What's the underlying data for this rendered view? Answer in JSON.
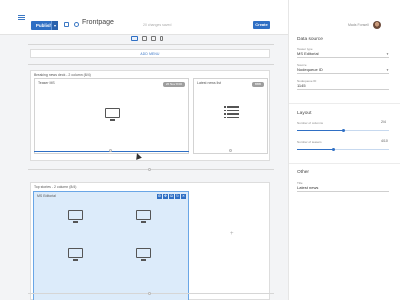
{
  "topbar": {
    "publish_label": "Publish",
    "page_name": "Frontpage",
    "changes_text": "20 changes saved",
    "create_label": "Create",
    "user_name": "Mads Fonsell"
  },
  "canvas": {
    "add_menu_label": "ADD MENU",
    "section1": {
      "label": "Breaking news deck - 2 column (8/4)",
      "module_a_label": "Teaser MS",
      "module_a_badge": "26 Nov 8:00",
      "module_b_label": "Latest news list",
      "module_b_badge": "BBB"
    },
    "section2": {
      "label": "Top stories - 2 column (8/4)",
      "module_label": "MS Editorial"
    }
  },
  "panel": {
    "data_source_title": "Data source",
    "teaser_type_label": "Teaser type",
    "teaser_type_value": "MS Editorial",
    "source_label": "Source",
    "source_value": "Nodequeue ID",
    "nodequeue_label": "Nodequeue ID",
    "nodequeue_value": "1145",
    "layout_title": "Layout",
    "columns_label": "Number of columns",
    "columns_value": "2/4",
    "columns_fraction": 0.5,
    "teasers_label": "Number of teasers",
    "teasers_value": "4/10",
    "teasers_fraction": 0.4,
    "other_title": "Other",
    "title_label": "Title",
    "title_value": "Latest news"
  },
  "colors": {
    "accent": "#2f6fc4",
    "selection": "#dcebfa"
  }
}
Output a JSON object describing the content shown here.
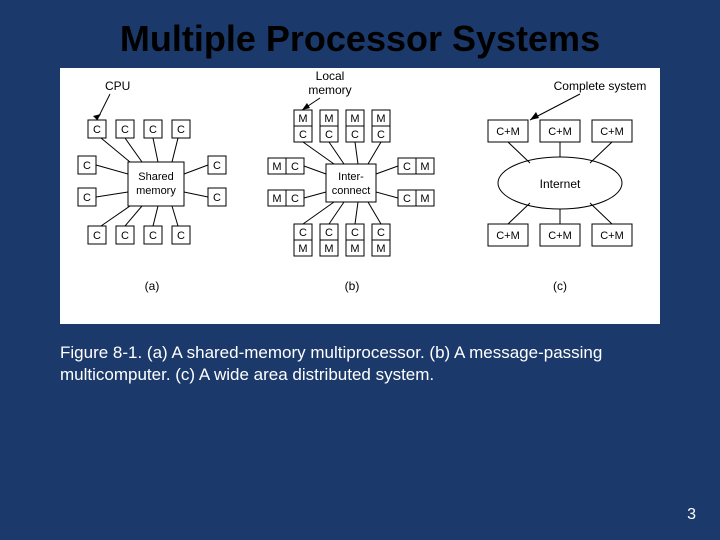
{
  "title": "Multiple Processor Systems",
  "caption": "Figure 8-1. (a) A shared-memory multiprocessor. (b) A message-passing multicomputer. (c) A wide area distributed system.",
  "page_number": "3",
  "diagrams": {
    "a": {
      "label": "(a)",
      "cpu_pointer": "CPU",
      "center": "Shared\nmemory",
      "nodes": [
        "C",
        "C",
        "C",
        "C",
        "C",
        "C",
        "C",
        "C",
        "C",
        "C",
        "C",
        "C"
      ]
    },
    "b": {
      "label": "(b)",
      "localmem_pointer": "Local\nmemory",
      "center": "Inter-\nconnect",
      "mem": "M",
      "cpu": "C"
    },
    "c": {
      "label": "(c)",
      "complete_pointer": "Complete system",
      "center": "Internet",
      "node": "C+M"
    }
  }
}
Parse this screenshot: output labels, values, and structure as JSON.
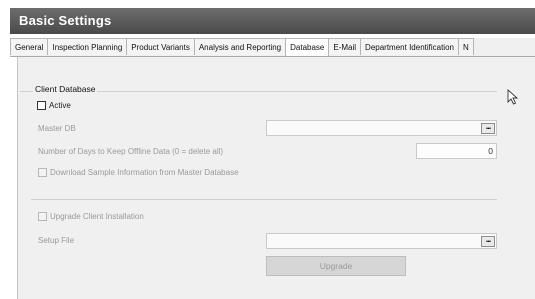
{
  "window": {
    "title": "Basic Settings"
  },
  "tabs": [
    {
      "label": "General"
    },
    {
      "label": "Inspection Planning"
    },
    {
      "label": "Product Variants"
    },
    {
      "label": "Analysis and Reporting"
    },
    {
      "label": "Database"
    },
    {
      "label": "E-Mail"
    },
    {
      "label": "Department Identification"
    },
    {
      "label": "N"
    }
  ],
  "active_tab": "Database",
  "client_database": {
    "group_title": "Client Database",
    "active_label": "Active",
    "active_checked": false,
    "master_db_label": "Master DB",
    "master_db_value": "",
    "browse_label": "...",
    "offline_days_label": "Number of Days to Keep Offline Data (0 = delete all)",
    "offline_days_value": "0",
    "download_sample_label": "Download Sample Information from Master Database",
    "upgrade_client_label": "Upgrade Client Installation",
    "setup_file_label": "Setup File",
    "setup_file_value": "",
    "upgrade_button_label": "Upgrade"
  }
}
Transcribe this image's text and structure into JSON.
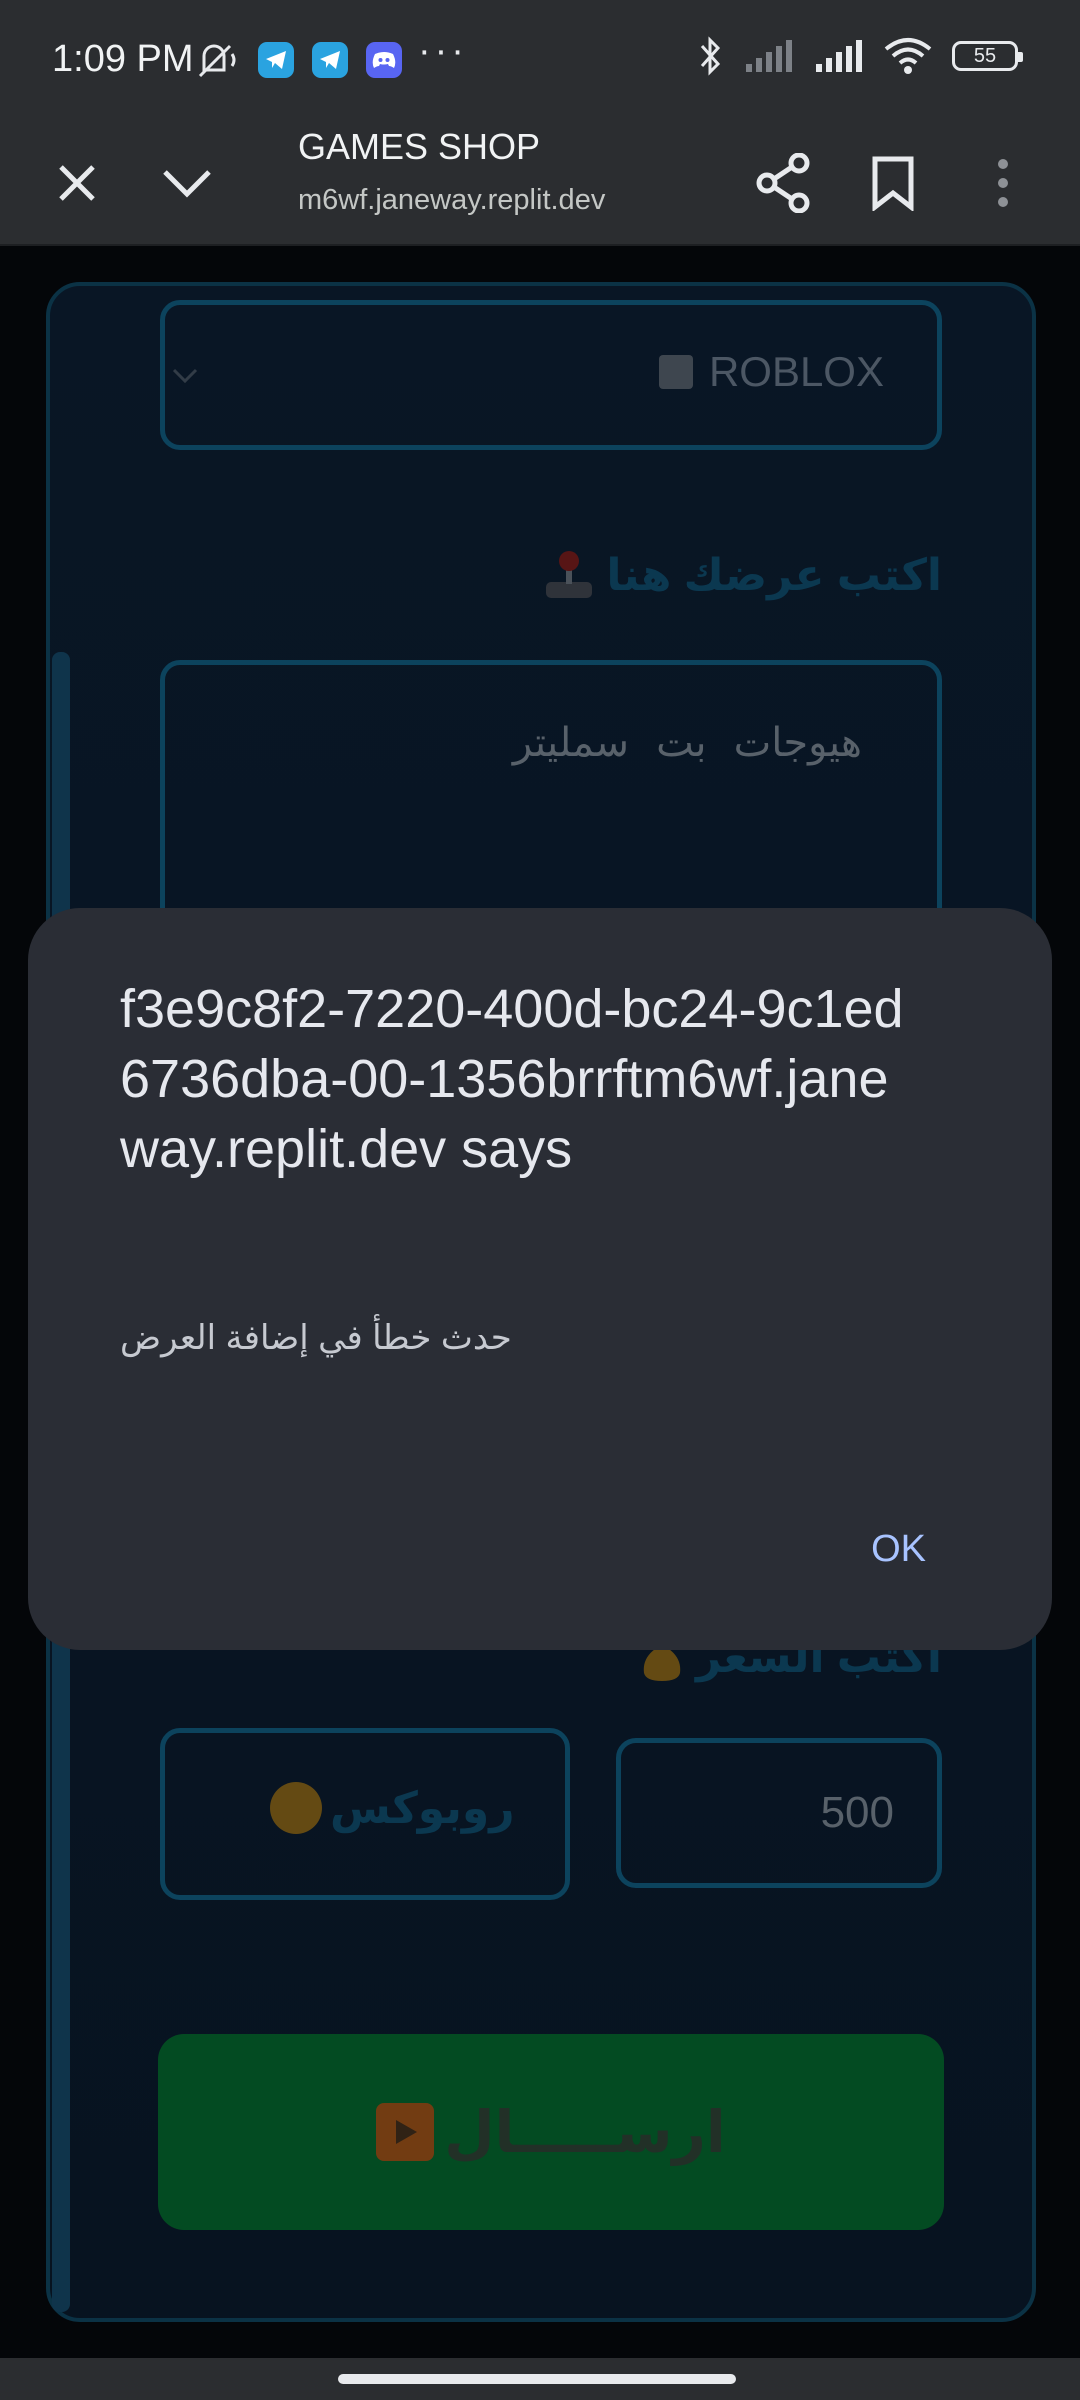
{
  "status_bar": {
    "time": "1:09 PM",
    "icons": [
      "mute-vibrate-icon",
      "telegram-icon",
      "telegram-icon",
      "discord-icon",
      "more-notifications-icon",
      "bluetooth-icon",
      "signal-icon",
      "signal-icon",
      "wifi-icon"
    ],
    "more": "···",
    "battery": "55"
  },
  "browser": {
    "title": "GAMES SHOP",
    "url": "m6wf.janeway.replit.dev"
  },
  "form": {
    "game_select": {
      "value": "ROBLOX",
      "icon": "square-icon"
    },
    "offer_label": "اكتب عرضك هنا",
    "offer_label_icon": "joystick-icon",
    "offer_text": "هيوجات بت سمليتر",
    "price_label": "اكتب السعر",
    "price_label_icon": "money-bag-icon",
    "currency": "روبوكس",
    "currency_icon": "coin-icon",
    "amount": "500",
    "submit_label": "ارســـــال",
    "submit_icon": "play-icon"
  },
  "dialog": {
    "title": "f3e9c8f2-7220-400d-bc24-9c1ed6736dba-00-1356brrftm6wf.janeway.replit.dev says",
    "message": "حدث خطأ في إضافة العرض",
    "ok_label": "OK"
  },
  "colors": {
    "accent": "#0f5272",
    "submit": "#045c2a",
    "dialog_bg": "#2a2d35",
    "ok": "#a8c3ff"
  }
}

The problem: Leave out the pictures and give the listing above again exactly.

Result:
What's the underlying data for this rendered view? Answer in JSON.
{
  "topbar": {
    "publish_label": "Publish",
    "page_name": "Frontpage",
    "changes_text": "20 changes saved",
    "create_label": "Create",
    "user_name": "Mads Fonsell"
  },
  "canvas": {
    "add_menu_label": "ADD MENU",
    "section1": {
      "label": "Breaking news deck - 2 column (8/4)",
      "module_a_label": "Teaser MS",
      "module_a_badge": "26 Nov 8:00",
      "module_b_label": "Latest news list",
      "module_b_badge": "BBB"
    },
    "section2": {
      "label": "Top stories - 2 column (8/4)",
      "module_label": "MS Editorial"
    }
  },
  "panel": {
    "data_source_title": "Data source",
    "teaser_type_label": "Teaser type",
    "teaser_type_value": "MS Editorial",
    "source_label": "Source",
    "source_value": "Nodequeue ID",
    "nodequeue_label": "Nodequeue ID",
    "nodequeue_value": "1145",
    "layout_title": "Layout",
    "columns_label": "Number of columns",
    "columns_value": "2/4",
    "columns_fraction": 0.5,
    "teasers_label": "Number of teasers",
    "teasers_value": "4/10",
    "teasers_fraction": 0.4,
    "other_title": "Other",
    "title_label": "Title",
    "title_value": "Latest news"
  },
  "colors": {
    "accent": "#2f6fc4",
    "selection": "#dcebfa"
  }
}
Output a JSON object describing the content shown here.
{
  "title": "Multiple Processor Systems",
  "caption": "Figure 8-1. (a) A shared-memory multiprocessor. (b) A message-passing multicomputer. (c) A wide area distributed system.",
  "page_number": "3",
  "diagrams": {
    "a": {
      "label": "(a)",
      "cpu_pointer": "CPU",
      "center": "Shared\nmemory",
      "nodes": [
        "C",
        "C",
        "C",
        "C",
        "C",
        "C",
        "C",
        "C",
        "C",
        "C",
        "C",
        "C"
      ]
    },
    "b": {
      "label": "(b)",
      "localmem_pointer": "Local\nmemory",
      "center": "Inter-\nconnect",
      "mem": "M",
      "cpu": "C"
    },
    "c": {
      "label": "(c)",
      "complete_pointer": "Complete system",
      "center": "Internet",
      "node": "C+M"
    }
  }
}
Parse this screenshot: output labels, values, and structure as JSON.
{
  "window": {
    "title": "Basic Settings"
  },
  "tabs": [
    {
      "label": "General"
    },
    {
      "label": "Inspection Planning"
    },
    {
      "label": "Product Variants"
    },
    {
      "label": "Analysis and Reporting"
    },
    {
      "label": "Database"
    },
    {
      "label": "E-Mail"
    },
    {
      "label": "Department Identification"
    },
    {
      "label": "N"
    }
  ],
  "active_tab": "Database",
  "client_database": {
    "group_title": "Client Database",
    "active_label": "Active",
    "active_checked": false,
    "master_db_label": "Master DB",
    "master_db_value": "",
    "browse_label": "...",
    "offline_days_label": "Number of Days to Keep Offline Data (0 = delete all)",
    "offline_days_value": "0",
    "download_sample_label": "Download Sample Information from Master Database",
    "upgrade_client_label": "Upgrade Client Installation",
    "setup_file_label": "Setup File",
    "setup_file_value": "",
    "upgrade_button_label": "Upgrade"
  }
}
Transcribe this image's text and structure into JSON.
{
  "status_bar": {
    "time": "1:09 PM",
    "icons": [
      "mute-vibrate-icon",
      "telegram-icon",
      "telegram-icon",
      "discord-icon",
      "more-notifications-icon",
      "bluetooth-icon",
      "signal-icon",
      "signal-icon",
      "wifi-icon"
    ],
    "more": "···",
    "battery": "55"
  },
  "browser": {
    "title": "GAMES SHOP",
    "url": "m6wf.janeway.replit.dev"
  },
  "form": {
    "game_select": {
      "value": "ROBLOX",
      "icon": "square-icon"
    },
    "offer_label": "اكتب عرضك هنا",
    "offer_label_icon": "joystick-icon",
    "offer_text": "هيوجات بت سمليتر",
    "price_label": "اكتب السعر",
    "price_label_icon": "money-bag-icon",
    "currency": "روبوكس",
    "currency_icon": "coin-icon",
    "amount": "500",
    "submit_label": "ارســـــال",
    "submit_icon": "play-icon"
  },
  "dialog": {
    "title": "f3e9c8f2-7220-400d-bc24-9c1ed6736dba-00-1356brrftm6wf.janeway.replit.dev says",
    "message": "حدث خطأ في إضافة العرض",
    "ok_label": "OK"
  },
  "colors": {
    "accent": "#0f5272",
    "submit": "#045c2a",
    "dialog_bg": "#2a2d35",
    "ok": "#a8c3ff"
  }
}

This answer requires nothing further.